Beneath this task is a listing; retype all of it exactly.

[BEGIN DATA FOR THIS TASK]

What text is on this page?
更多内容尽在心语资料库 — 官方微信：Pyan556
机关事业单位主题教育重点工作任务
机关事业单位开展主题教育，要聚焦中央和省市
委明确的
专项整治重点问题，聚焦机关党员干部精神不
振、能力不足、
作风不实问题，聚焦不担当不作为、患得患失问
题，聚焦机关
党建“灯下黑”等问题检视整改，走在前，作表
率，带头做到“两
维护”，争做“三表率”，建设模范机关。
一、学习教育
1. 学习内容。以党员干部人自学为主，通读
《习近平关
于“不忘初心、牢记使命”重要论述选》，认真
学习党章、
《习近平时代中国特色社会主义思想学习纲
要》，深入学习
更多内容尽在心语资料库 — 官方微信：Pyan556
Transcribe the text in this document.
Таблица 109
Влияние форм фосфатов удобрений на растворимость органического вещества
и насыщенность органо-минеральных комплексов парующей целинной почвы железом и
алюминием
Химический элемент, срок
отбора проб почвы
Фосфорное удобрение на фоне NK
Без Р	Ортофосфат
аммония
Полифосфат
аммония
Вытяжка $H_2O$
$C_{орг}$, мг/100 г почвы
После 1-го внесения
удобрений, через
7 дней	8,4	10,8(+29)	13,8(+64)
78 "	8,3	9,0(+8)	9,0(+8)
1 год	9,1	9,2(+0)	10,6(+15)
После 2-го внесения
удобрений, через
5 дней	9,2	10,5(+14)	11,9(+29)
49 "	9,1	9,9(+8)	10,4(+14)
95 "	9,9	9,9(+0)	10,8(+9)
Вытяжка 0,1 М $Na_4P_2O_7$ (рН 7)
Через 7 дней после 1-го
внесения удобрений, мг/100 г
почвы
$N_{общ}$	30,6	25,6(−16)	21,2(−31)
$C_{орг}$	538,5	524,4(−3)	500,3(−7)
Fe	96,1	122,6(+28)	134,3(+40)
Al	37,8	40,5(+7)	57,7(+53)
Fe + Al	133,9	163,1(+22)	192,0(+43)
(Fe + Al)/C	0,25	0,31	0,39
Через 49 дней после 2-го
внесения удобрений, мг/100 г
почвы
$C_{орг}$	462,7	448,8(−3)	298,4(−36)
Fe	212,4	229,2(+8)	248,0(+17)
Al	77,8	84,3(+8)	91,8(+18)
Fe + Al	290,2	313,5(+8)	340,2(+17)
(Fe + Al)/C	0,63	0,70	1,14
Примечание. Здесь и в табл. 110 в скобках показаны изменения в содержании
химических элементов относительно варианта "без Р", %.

[END DATA FOR THIS TASK]

**RESULT OF THE EXERCISE**.
What text is on this page?
更多内容尽在心语资料库 — 官方微信：Pyan556
机关事业单位主题教育重点工作任务
机关事业单位开展主题教育，要聚焦中央和省市
委明确的
专项整治重点问题，聚焦机关党员干部精神不
振、能力不足、
作风不实问题，聚焦不担当不作为、患得患失问
题，聚焦机关
党建“灯下黑”等问题检视整改，走在前，作表
率，带头做到“两
维护”，争做“三表率”，建设模范机关。
一、学习教育
1. 学习内容。以党员干部人自学为主，通读
《习近平关
于“不忘初心、牢记使命”重要论述选》，认真
学习党章、
《习近平时代中国特色社会主义思想学习纲
要》，深入学习
更多内容尽在心语资料库 — 官方微信：Pyan556
Transcribe the text in this document.
Таблица 109
Влияние форм фосфатов удобрений на растворимость органического вещества
и насыщенность органо-минеральных комплексов парующей целинной почвы железом и
алюминием
Химический элемент, срок
отбора проб почвы
Фосфорное удобрение на фоне NK
Без Р	Ортофосфат
аммония
Полифосфат
аммония
Вытяжка $H_2O$
$C_{орг}$, мг/100 г почвы
После 1-го внесения
удобрений, через
7 дней	8,4	10,8(+29)	13,8(+64)
78 "	8,3	9,0(+8)	9,0(+8)
1 год	9,1	9,2(+0)	10,6(+15)
После 2-го внесения
удобрений, через
5 дней	9,2	10,5(+14)	11,9(+29)
49 "	9,1	9,9(+8)	10,4(+14)
95 "	9,9	9,9(+0)	10,8(+9)
Вытяжка 0,1 М $Na_4P_2O_7$ (рН 7)
Через 7 дней после 1-го
внесения удобрений, мг/100 г
почвы
$N_{общ}$	30,6	25,6(−16)	21,2(−31)
$C_{орг}$	538,5	524,4(−3)	500,3(−7)
Fe	96,1	122,6(+28)	134,3(+40)
Al	37,8	40,5(+7)	57,7(+53)
Fe + Al	133,9	163,1(+22)	192,0(+43)
(Fe + Al)/C	0,25	0,31	0,39
Через 49 дней после 2-го
внесения удобрений, мг/100 г
почвы
$C_{орг}$	462,7	448,8(−3)	298,4(−36)
Fe	212,4	229,2(+8)	248,0(+17)
Al	77,8	84,3(+8)	91,8(+18)
Fe + Al	290,2	313,5(+8)	340,2(+17)
(Fe + Al)/C	0,63	0,70	1,14
Примечание. Здесь и в табл. 110 в скобках показаны изменения в содержании
химических элементов относительно варианта "без Р", %.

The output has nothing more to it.